Task prompt: Select, from the data, each line where "Refresh" occurs.

Records shown:
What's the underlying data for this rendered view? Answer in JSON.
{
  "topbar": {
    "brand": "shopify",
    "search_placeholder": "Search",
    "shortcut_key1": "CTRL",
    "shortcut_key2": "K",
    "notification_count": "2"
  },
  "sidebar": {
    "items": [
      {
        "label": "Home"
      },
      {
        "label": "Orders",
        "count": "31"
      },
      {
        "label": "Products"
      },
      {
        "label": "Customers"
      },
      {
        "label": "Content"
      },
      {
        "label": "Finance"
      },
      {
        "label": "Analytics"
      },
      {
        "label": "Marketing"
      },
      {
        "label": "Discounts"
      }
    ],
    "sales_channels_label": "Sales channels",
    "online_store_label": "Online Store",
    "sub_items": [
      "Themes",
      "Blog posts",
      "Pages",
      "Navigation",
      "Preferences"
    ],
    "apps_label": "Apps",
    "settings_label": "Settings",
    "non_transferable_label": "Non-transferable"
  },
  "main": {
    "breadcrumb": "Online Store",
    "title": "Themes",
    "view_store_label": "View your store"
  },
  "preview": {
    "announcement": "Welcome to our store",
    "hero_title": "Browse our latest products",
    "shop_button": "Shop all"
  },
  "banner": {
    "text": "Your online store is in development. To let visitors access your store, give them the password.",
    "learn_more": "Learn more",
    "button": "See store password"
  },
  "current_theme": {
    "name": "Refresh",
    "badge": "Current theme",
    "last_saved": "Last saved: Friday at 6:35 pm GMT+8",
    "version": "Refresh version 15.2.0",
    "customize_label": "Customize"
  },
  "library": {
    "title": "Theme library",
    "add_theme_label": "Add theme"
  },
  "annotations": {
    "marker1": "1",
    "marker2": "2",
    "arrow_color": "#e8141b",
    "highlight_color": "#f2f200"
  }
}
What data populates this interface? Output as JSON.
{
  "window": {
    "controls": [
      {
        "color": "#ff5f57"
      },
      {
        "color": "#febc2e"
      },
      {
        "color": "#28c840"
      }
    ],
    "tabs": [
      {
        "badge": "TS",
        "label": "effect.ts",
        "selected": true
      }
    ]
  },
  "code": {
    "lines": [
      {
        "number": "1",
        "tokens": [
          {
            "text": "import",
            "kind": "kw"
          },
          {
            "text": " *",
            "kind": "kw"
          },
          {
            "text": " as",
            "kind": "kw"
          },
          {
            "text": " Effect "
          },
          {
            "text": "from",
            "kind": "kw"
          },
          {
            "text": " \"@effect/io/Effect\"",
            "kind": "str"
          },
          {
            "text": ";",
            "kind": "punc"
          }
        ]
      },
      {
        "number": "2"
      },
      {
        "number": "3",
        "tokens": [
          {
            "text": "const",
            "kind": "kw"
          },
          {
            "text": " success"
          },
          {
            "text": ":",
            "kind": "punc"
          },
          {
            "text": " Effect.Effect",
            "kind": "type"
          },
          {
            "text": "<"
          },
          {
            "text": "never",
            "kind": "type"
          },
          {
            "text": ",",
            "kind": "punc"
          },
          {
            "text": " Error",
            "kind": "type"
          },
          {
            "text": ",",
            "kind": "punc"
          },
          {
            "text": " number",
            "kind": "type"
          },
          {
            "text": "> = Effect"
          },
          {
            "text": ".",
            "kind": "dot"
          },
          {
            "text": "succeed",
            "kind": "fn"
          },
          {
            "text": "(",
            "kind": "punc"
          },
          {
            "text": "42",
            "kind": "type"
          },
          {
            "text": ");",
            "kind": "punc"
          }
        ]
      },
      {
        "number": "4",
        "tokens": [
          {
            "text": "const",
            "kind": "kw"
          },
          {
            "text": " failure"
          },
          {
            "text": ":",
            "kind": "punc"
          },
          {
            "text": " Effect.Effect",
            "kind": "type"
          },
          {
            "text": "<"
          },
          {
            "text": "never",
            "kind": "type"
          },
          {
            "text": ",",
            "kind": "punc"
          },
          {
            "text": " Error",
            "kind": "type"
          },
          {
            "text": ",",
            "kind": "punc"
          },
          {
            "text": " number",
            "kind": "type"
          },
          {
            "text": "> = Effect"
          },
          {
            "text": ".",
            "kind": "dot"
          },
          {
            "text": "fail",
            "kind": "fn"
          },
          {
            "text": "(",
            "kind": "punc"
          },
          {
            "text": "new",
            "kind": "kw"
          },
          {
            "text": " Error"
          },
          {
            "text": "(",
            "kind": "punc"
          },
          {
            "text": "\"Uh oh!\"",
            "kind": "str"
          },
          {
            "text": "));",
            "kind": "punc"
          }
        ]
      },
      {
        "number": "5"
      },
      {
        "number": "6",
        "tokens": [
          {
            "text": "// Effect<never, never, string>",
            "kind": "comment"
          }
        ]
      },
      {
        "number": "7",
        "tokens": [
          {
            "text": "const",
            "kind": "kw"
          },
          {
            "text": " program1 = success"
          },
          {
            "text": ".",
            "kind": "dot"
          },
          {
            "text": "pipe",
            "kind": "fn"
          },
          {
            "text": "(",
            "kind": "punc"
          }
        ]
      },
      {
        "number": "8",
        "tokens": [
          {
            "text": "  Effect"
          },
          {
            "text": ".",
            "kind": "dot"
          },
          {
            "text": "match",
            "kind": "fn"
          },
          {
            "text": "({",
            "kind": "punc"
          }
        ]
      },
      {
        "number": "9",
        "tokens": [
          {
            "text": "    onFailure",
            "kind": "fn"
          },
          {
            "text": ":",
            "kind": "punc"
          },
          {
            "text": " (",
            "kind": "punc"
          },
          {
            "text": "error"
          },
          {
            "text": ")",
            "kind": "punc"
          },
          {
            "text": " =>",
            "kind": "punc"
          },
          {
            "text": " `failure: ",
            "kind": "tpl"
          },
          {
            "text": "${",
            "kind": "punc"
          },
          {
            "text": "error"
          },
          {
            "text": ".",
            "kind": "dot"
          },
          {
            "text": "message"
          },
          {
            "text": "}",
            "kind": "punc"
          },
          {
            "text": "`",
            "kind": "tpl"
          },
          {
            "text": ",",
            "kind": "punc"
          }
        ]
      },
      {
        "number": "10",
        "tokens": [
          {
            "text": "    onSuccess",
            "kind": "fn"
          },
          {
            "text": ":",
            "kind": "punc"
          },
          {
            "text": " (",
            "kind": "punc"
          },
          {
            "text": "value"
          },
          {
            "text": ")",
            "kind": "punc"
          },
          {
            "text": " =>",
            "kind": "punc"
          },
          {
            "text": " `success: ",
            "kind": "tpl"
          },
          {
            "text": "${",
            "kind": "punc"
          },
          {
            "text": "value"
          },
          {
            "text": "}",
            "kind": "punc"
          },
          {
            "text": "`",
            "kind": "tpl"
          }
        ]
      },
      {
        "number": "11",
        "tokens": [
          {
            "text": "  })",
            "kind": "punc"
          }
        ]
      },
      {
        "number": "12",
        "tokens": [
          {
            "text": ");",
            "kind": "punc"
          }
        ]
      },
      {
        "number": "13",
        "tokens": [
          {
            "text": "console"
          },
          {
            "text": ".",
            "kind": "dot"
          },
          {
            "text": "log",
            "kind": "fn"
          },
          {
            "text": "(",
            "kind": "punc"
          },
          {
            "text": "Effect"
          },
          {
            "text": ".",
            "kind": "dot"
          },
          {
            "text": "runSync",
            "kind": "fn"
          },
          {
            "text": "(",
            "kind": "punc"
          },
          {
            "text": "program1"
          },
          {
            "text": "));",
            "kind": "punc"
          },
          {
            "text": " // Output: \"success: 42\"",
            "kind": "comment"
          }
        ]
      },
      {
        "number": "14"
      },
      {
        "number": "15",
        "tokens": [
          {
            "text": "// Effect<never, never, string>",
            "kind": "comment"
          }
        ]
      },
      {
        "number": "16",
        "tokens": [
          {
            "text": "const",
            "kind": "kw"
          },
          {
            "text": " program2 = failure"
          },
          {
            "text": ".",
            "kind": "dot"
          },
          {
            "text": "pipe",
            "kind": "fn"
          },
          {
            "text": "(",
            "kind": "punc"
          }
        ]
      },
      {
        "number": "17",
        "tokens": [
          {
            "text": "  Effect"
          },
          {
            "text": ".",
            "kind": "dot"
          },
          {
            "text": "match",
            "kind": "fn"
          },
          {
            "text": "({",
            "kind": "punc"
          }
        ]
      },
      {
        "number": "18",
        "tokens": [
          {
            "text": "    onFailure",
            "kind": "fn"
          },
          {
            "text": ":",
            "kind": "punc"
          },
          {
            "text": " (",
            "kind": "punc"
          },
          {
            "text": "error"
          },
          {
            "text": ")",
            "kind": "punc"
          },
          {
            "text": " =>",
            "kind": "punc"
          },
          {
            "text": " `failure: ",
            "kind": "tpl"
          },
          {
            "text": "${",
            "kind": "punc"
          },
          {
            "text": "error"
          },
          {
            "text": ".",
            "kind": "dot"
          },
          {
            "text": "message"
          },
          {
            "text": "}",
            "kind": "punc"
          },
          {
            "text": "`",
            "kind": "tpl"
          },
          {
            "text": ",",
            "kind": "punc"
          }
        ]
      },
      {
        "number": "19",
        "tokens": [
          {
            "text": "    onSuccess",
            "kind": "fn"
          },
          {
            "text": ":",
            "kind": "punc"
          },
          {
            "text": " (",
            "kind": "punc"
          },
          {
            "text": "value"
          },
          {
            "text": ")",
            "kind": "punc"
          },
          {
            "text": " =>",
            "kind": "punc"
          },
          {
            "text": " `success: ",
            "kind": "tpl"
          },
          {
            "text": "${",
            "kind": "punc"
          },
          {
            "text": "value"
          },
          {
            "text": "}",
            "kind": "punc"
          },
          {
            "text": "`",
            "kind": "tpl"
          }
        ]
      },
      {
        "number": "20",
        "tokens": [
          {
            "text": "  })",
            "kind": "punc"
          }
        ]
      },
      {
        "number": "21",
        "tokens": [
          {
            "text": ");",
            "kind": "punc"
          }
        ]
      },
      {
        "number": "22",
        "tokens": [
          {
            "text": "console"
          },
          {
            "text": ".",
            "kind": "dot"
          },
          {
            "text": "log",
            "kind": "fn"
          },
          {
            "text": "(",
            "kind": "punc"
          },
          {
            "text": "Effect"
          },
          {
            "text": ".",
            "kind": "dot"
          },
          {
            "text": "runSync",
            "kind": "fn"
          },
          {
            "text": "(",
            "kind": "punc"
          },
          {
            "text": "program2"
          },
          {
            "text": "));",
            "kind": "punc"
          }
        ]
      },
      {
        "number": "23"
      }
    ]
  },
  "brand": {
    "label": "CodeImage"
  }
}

Answer below:
    "name": "Refresh",
    "version": "Refresh version 15.2.0",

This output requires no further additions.